Task statement:
Count every line in the entries that contains "Pulpo". Report that count alone.

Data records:
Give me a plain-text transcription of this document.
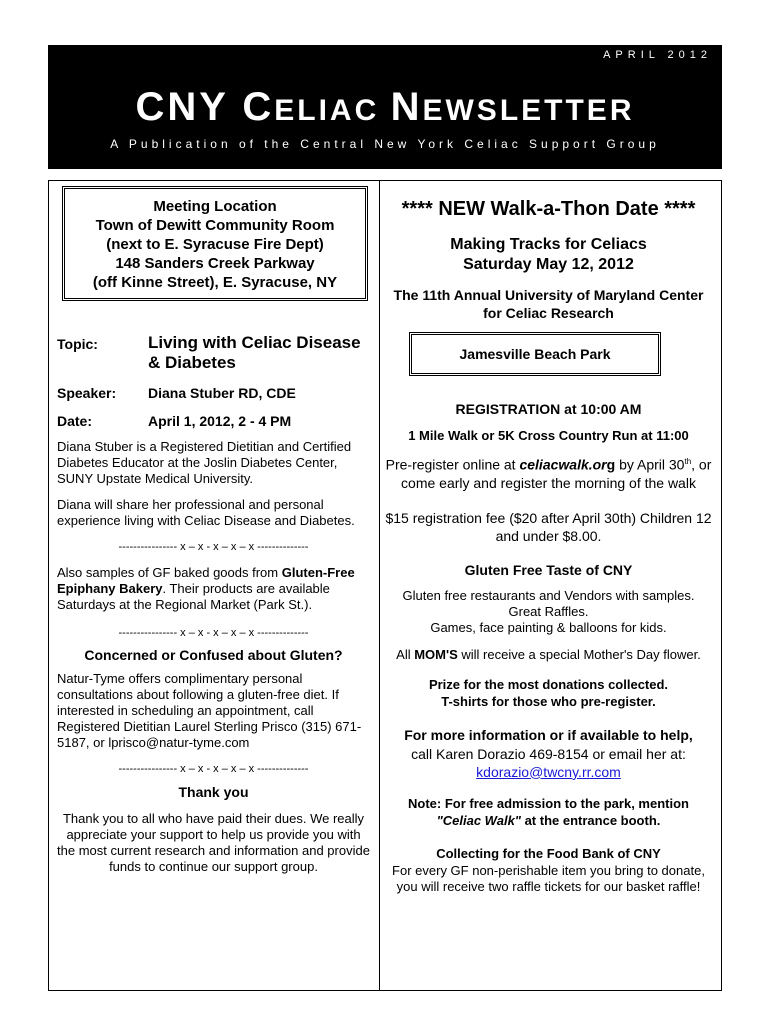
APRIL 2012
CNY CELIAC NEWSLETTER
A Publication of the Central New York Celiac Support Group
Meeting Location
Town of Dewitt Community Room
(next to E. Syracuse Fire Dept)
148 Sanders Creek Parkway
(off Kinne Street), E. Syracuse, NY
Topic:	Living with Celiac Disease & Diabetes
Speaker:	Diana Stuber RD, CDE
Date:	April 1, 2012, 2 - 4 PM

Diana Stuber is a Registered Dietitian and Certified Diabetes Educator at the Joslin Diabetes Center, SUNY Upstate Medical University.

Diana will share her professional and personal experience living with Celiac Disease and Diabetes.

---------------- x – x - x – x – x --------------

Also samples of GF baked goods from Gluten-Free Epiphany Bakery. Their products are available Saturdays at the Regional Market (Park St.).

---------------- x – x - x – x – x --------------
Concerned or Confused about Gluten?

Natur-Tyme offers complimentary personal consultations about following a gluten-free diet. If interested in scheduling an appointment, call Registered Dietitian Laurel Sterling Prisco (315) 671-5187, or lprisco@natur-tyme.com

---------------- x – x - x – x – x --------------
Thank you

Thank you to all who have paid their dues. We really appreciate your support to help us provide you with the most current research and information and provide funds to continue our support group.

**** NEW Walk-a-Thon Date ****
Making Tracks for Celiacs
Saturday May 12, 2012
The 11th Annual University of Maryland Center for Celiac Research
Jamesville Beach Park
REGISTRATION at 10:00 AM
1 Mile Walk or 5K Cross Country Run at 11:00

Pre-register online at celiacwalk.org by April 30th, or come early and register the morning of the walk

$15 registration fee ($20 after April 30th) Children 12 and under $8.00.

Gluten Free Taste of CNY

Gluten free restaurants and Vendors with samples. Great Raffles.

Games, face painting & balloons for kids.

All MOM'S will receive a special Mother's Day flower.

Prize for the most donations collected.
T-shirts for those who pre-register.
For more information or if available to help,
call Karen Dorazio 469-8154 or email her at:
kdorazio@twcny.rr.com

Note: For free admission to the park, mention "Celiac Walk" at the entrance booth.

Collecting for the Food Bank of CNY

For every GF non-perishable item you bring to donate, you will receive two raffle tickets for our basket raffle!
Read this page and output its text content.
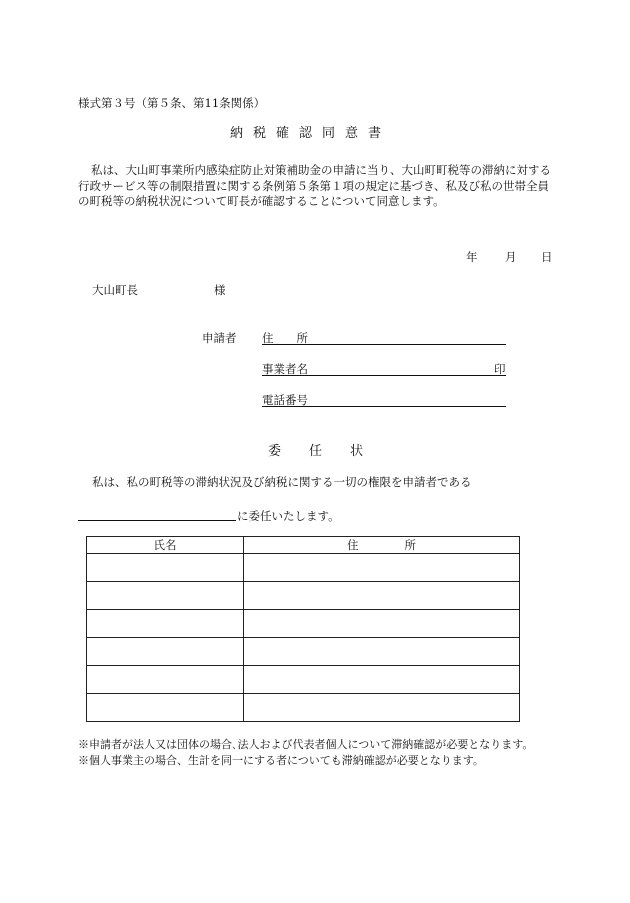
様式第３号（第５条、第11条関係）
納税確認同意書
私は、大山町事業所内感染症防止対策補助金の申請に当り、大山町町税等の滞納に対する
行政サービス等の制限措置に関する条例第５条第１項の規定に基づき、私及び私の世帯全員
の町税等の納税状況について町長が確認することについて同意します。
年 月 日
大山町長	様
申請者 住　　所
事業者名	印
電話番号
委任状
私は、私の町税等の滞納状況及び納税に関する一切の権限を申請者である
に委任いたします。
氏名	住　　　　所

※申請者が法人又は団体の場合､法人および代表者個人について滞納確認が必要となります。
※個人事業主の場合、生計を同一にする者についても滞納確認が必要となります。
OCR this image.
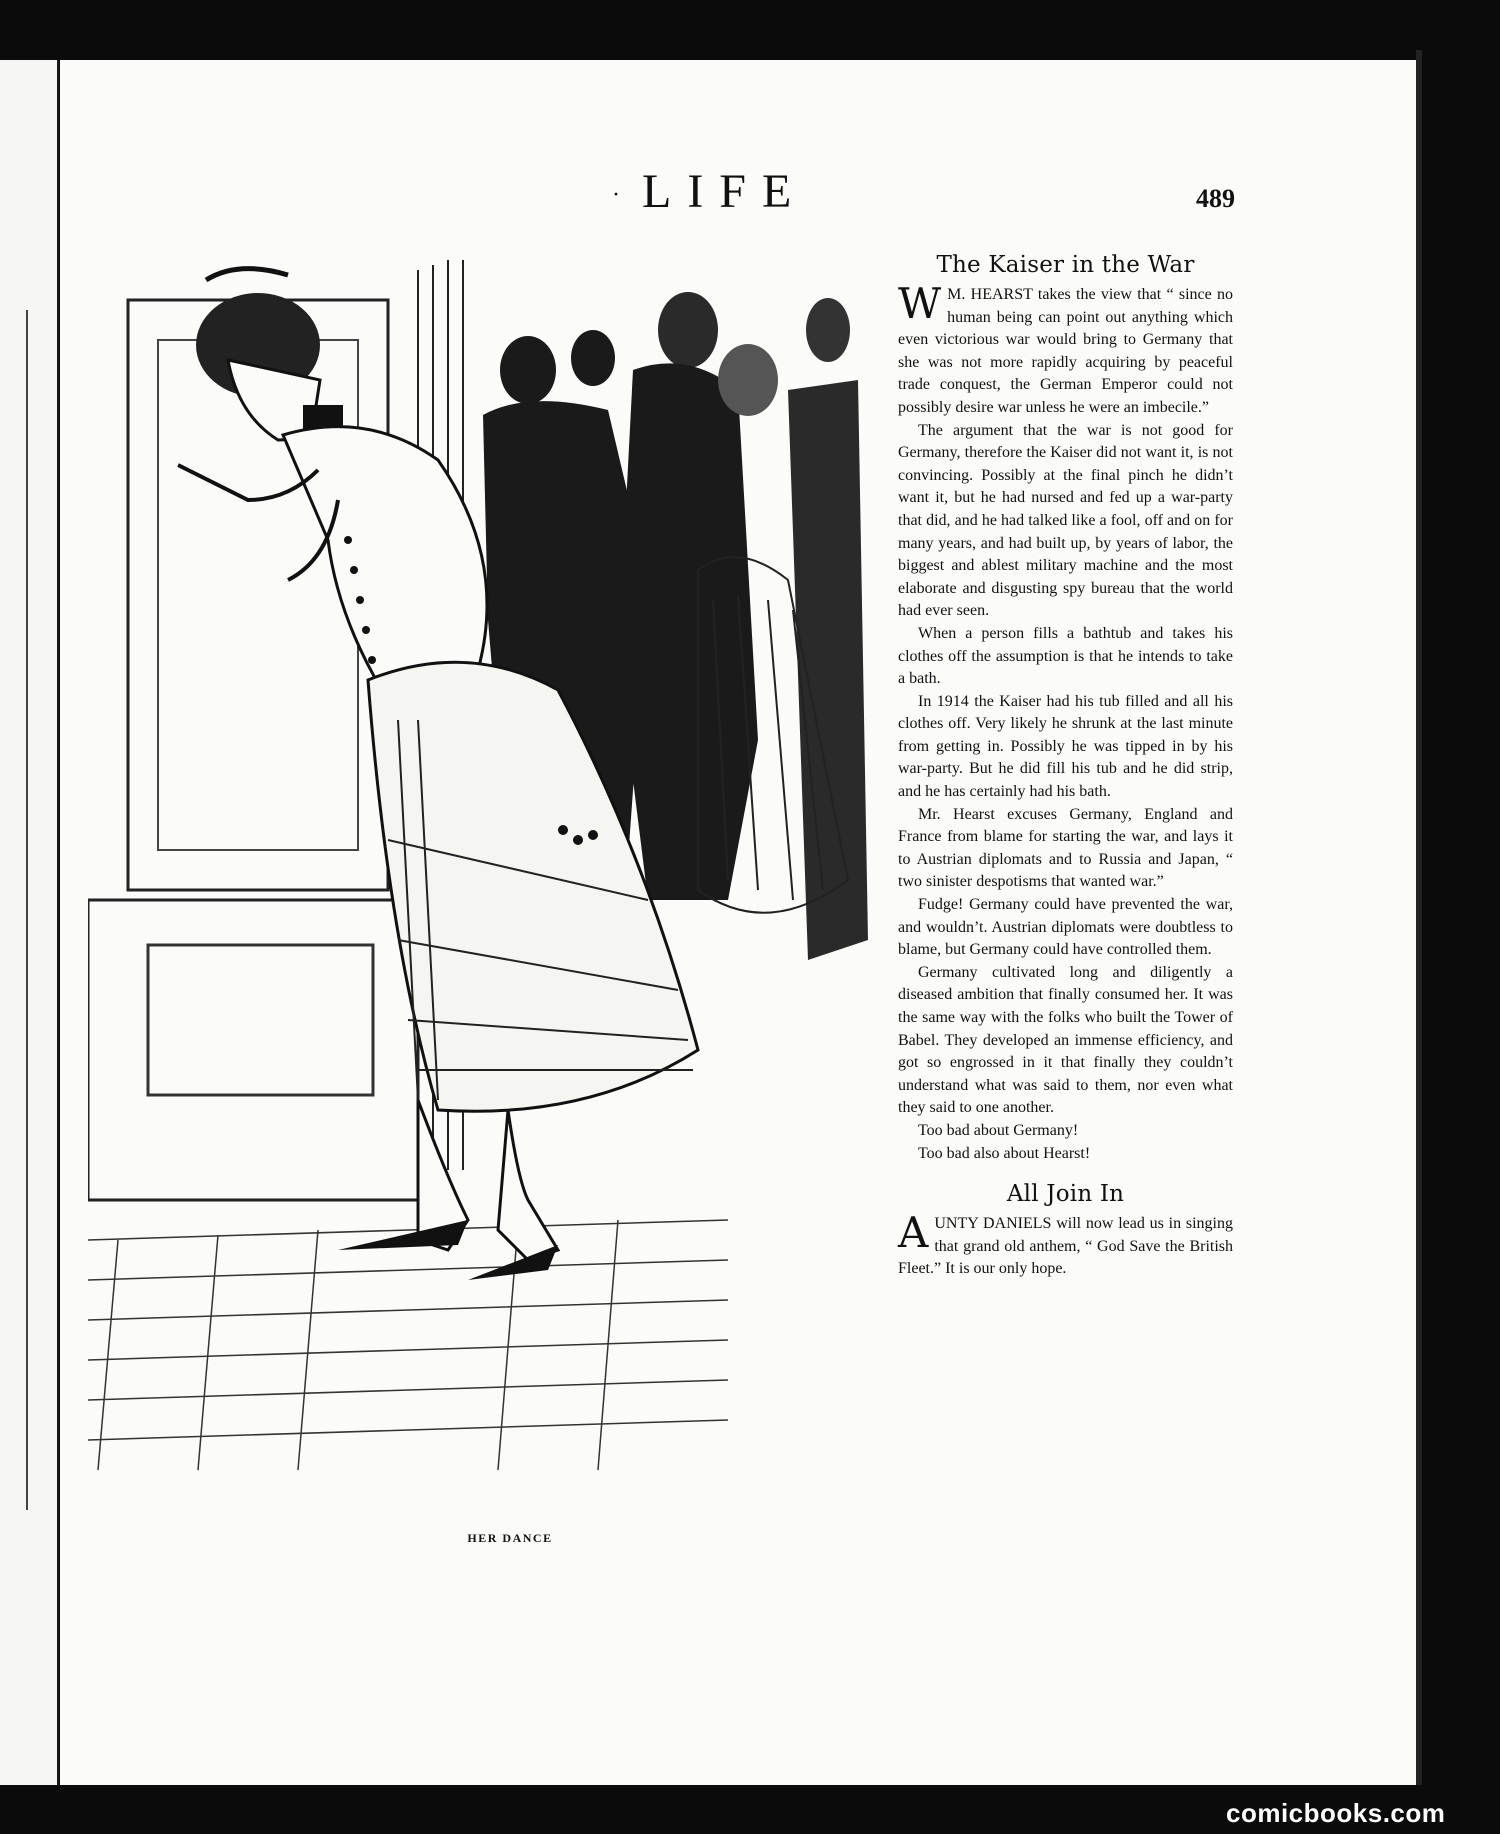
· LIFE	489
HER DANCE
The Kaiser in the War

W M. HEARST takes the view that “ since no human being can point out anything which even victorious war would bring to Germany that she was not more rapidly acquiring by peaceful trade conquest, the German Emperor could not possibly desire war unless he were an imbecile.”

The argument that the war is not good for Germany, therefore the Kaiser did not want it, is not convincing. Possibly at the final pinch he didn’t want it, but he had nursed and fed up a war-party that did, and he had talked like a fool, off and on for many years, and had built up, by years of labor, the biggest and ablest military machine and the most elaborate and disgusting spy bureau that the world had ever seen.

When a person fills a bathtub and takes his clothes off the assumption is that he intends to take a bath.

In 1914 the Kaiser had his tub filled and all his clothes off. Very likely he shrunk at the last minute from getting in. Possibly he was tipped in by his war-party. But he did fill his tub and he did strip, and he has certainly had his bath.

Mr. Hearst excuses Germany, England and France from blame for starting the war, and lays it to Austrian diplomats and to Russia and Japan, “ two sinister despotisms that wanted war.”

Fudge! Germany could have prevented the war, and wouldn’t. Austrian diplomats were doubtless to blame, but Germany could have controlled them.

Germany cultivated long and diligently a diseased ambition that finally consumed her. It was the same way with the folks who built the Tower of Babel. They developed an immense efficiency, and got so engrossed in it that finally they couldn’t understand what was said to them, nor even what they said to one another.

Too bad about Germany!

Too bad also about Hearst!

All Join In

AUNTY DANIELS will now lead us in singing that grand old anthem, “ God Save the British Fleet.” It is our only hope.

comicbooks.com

...

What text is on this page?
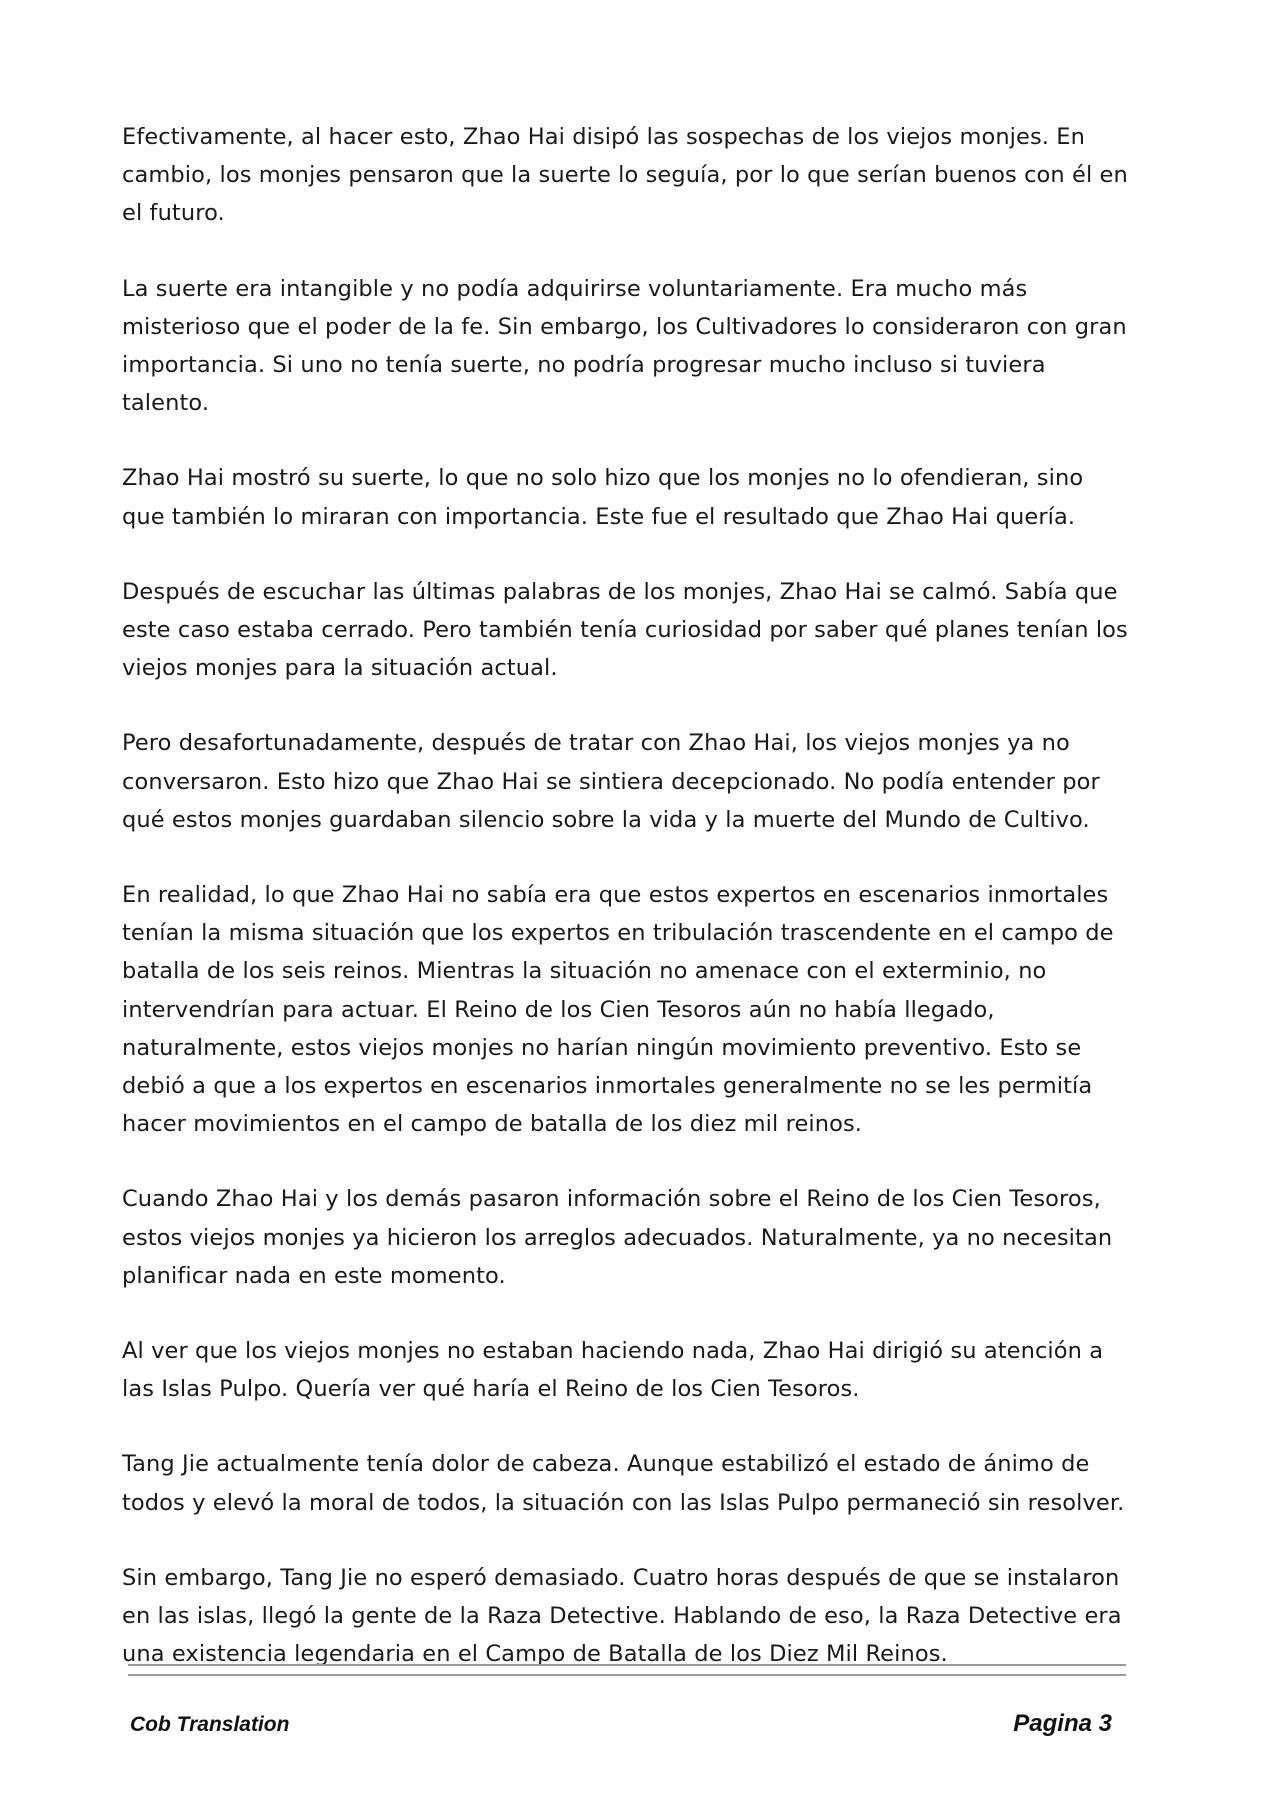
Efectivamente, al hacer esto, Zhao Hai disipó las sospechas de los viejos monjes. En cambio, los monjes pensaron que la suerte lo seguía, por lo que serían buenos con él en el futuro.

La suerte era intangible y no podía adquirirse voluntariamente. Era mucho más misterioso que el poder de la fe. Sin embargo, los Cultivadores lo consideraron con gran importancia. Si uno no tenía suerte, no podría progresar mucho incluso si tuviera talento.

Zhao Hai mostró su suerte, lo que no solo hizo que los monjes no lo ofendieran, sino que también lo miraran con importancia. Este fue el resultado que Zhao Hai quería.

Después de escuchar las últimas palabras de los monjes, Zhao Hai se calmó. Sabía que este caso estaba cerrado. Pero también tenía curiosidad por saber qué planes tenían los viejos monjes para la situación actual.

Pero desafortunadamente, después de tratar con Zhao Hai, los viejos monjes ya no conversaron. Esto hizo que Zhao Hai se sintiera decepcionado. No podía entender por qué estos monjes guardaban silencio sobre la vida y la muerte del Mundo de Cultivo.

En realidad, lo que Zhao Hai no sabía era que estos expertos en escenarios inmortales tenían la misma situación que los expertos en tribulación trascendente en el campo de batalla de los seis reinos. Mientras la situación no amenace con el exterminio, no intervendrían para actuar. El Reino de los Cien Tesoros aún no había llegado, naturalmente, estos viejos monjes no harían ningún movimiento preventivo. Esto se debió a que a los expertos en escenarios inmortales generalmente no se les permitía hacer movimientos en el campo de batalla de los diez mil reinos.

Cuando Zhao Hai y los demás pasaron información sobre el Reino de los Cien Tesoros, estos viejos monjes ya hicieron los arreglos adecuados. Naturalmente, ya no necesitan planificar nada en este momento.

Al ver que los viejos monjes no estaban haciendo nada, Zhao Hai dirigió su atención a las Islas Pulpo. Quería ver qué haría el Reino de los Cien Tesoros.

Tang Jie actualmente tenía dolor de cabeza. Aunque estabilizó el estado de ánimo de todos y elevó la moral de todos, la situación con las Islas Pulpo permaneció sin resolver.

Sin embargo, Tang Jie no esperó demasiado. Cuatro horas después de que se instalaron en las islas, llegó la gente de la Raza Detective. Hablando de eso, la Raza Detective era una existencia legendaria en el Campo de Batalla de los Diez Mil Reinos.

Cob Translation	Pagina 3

--

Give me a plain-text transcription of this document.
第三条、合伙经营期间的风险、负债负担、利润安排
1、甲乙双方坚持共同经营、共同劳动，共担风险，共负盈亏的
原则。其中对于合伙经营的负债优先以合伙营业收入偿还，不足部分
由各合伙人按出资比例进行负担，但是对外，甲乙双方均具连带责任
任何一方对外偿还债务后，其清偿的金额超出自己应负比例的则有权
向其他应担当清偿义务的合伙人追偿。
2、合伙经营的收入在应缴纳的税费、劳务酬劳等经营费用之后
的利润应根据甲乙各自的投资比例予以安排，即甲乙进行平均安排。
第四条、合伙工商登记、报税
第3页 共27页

In response:
2